提示文:
——————

好きなことを知っている人は、しあわせ

好きなことを知れば幸せになれる。好きなことが分からないと幸せになるのは難しい    

養老孟司 解剖学教室へようこそ (ちくまプリマーブックス)

20年以上前に出版された本ですが、図書館の医学コーナーに普通に置かれていました。最近の図書館は、本の入れ替わりが激しく20年以上前の本は少数。その中でも特に医学書は入れ替わりが激しいので、時々古い本が置いてあると目立ちます。図書館にあったのは単行本。現在では、ちくま文庫版が販売されています。

 

著者はバカの壁で有名な養老孟司。出版当時は東大教授。
想定読者は明示されていませんが、おそらく医学部志望の高校生を想定した内容だと思います。

 

基礎医学としての解剖学」がテーマ。
櫻子さんの足下には死体が埋まっている」などの刑事ドラマに登場する、司法解剖などを扱う法医学がテーマではありません。

 

まずは医学部での実習として行われる解剖について説明。
東大医学部の学生(当時)は二人一組になって実習書に従って2ヶ月近くかけて解剖を行う。(解剖する死体には防腐処置をしてある。)同じ解剖でも、死因を解明するために行われる病理解剖や司法解剖とは別物。

 

解剖実習について説明した後は、次のような内容になっています。
(以下印象的な内容を箇条書き)

 

死体から感じる恐怖(ぶきみさ)について
初めて解剖する人が特に恐怖を感じるのは眼と手(掌)である。
腹にメスを入れる時とは違った恐怖感がある。

——————

データ:
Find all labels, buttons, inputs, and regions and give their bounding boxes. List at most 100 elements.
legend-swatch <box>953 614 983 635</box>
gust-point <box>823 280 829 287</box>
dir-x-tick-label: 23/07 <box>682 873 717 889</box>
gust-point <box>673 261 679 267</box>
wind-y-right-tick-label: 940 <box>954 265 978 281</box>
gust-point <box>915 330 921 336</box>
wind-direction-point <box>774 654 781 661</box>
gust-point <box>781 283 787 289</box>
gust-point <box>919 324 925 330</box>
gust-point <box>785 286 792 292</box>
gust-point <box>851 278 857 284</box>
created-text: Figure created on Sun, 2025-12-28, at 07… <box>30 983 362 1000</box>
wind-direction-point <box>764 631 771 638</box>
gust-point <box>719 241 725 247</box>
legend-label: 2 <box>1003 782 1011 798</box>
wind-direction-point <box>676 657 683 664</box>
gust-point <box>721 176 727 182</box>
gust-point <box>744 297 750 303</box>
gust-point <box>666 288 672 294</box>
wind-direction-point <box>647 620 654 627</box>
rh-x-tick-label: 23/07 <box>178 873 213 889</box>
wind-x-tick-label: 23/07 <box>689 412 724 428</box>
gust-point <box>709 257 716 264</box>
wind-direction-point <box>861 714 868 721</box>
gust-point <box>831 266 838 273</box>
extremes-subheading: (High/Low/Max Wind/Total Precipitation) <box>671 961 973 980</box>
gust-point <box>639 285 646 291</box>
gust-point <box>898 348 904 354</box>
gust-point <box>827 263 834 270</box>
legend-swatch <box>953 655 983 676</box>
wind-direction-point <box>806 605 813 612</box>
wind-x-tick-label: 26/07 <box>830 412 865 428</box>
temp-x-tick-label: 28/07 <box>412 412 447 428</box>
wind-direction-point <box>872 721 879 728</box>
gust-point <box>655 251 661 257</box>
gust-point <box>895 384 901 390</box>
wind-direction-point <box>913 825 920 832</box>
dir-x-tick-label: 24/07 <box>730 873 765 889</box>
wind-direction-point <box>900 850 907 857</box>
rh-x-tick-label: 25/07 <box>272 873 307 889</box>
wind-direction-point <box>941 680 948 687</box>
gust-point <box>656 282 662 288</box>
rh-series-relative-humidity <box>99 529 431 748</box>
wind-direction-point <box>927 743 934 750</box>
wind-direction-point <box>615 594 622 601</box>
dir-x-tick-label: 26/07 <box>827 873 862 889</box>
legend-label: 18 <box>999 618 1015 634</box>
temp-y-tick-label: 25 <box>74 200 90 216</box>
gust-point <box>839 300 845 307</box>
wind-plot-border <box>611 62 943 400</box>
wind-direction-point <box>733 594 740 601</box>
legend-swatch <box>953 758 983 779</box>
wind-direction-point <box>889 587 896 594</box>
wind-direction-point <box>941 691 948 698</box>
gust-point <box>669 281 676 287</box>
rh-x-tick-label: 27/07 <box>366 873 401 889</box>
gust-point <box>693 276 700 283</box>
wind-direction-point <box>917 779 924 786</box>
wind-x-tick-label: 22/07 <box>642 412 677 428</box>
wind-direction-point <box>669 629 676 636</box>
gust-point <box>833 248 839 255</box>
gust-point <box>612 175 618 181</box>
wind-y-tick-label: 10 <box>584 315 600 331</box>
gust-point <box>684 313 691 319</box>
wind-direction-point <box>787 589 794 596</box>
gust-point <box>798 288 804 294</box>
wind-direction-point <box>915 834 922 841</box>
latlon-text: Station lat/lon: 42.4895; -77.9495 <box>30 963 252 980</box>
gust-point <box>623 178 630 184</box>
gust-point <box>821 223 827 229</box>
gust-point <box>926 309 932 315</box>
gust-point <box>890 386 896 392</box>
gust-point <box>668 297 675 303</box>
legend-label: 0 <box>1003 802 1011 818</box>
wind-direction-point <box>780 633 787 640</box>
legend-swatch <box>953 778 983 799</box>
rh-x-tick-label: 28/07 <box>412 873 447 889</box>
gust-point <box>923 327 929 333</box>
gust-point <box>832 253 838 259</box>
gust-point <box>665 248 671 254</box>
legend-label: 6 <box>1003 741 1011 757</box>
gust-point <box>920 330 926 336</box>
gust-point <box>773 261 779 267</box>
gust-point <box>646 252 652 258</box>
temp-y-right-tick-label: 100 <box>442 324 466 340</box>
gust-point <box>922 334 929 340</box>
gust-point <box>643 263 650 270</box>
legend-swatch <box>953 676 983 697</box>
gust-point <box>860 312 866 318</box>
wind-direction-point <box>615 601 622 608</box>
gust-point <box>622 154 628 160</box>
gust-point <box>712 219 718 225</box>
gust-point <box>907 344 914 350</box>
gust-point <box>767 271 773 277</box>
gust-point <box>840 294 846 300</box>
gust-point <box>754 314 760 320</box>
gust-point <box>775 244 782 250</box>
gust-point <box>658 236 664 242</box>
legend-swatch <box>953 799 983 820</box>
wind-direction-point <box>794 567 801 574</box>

——————

課題: 『解剖学教室へようこそ』を紹介する提示文を、最後の文の次から書き継いでください。 エントリーは別の出典から取ったものです。

解答:
 

解剖の歴史
ヨーロッパで解剖が始まったころは、骨の形が注目されて、ヴェサリウスの「人体の構造について」では、骨格が詳細に描かれている。

一方、日本で解剖が始まったのは江戸時代。杉田玄白の解体新書よりも前に、いわゆる「漢方医」の山脇東洋(やまわきとうよう)が行った解剖が最初(合法的に行われたものとしては)。当時の日本では骨格よりも内臓に興味があったので、解剖を腑分けと呼んでいた。

 

重要性を増す細胞学や分子生物学に関するガイダンス、イントロダクション的な内容。
人間の体を細かい部分にわけて理解しようとする場合、昔ながらの解剖のレベルにとどまらず、細胞や分子生物学的なミクロの世界を理解することが大切。この部分は医学部志望の高校生に配慮した教育的な内容と言えるかもしれません。

 

当時の解剖学教室は実習が中心で、講義する内容も研究課題もあまりなく、医学教育以外の役割は求められていなかった時代。そんな時代の雰囲気を味わうのにも良さそう。